* **YOUR GOAL**
Return only this: the line with "OCR this image." and all the lines that follow it below, through the final one, exactly as they are.

* **PROVIDED ENTRIES**
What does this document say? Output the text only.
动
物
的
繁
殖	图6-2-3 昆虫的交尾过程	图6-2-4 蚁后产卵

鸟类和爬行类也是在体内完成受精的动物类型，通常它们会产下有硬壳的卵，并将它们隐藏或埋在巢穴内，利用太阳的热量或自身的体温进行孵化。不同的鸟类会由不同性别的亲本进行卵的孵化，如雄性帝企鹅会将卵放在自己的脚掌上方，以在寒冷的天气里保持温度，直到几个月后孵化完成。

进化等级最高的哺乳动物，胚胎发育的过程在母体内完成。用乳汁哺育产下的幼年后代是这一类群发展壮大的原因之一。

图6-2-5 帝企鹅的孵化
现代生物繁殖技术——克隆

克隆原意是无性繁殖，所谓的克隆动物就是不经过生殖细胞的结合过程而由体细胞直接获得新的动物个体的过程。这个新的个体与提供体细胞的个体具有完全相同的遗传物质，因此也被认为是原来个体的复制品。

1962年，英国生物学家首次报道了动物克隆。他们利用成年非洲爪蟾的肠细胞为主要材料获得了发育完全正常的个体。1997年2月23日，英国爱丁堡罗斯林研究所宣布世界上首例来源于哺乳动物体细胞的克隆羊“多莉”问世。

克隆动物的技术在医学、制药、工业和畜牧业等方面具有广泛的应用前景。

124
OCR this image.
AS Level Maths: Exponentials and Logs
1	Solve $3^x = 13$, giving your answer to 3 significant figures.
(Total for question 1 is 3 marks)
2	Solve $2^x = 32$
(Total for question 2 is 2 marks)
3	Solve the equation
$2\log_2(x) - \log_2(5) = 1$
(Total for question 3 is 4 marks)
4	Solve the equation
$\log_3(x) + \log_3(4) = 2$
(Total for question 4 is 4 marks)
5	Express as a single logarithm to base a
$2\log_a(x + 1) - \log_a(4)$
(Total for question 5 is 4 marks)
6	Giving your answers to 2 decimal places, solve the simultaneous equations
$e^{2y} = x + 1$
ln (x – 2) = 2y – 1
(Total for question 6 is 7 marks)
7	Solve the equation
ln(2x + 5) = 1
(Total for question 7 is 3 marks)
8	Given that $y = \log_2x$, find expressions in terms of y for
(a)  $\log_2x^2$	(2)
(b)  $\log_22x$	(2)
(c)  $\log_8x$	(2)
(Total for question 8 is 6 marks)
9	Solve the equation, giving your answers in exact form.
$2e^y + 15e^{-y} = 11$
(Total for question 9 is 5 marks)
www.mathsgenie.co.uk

* **FINISHED ANSWER**
OCR this image.
AS Level Maths: Exponentials and Logs
1	Solve $3^x = 13$, giving your answer to 3 significant figures.
(Total for question 1 is 3 marks)
2	Solve $2^x = 32$
(Total for question 2 is 2 marks)
3	Solve the equation
$2\log_2(x) - \log_2(5) = 1$
(Total for question 3 is 4 marks)
4	Solve the equation
$\log_3(x) + \log_3(4) = 2$
(Total for question 4 is 4 marks)
5	Express as a single logarithm to base a
$2\log_a(x + 1) - \log_a(4)$
(Total for question 5 is 4 marks)
6	Giving your answers to 2 decimal places, solve the simultaneous equations
$e^{2y} = x + 1$
ln (x – 2) = 2y – 1
(Total for question 6 is 7 marks)
7	Solve the equation
ln(2x + 5) = 1
(Total for question 7 is 3 marks)
8	Given that $y = \log_2x$, find expressions in terms of y for
(a)  $\log_2x^2$	(2)
(b)  $\log_22x$	(2)
(c)  $\log_8x$	(2)
(Total for question 8 is 6 marks)
9	Solve the equation, giving your answers in exact form.
$2e^y + 15e^{-y} = 11$
(Total for question 9 is 5 marks)
www.mathsgenie.co.uk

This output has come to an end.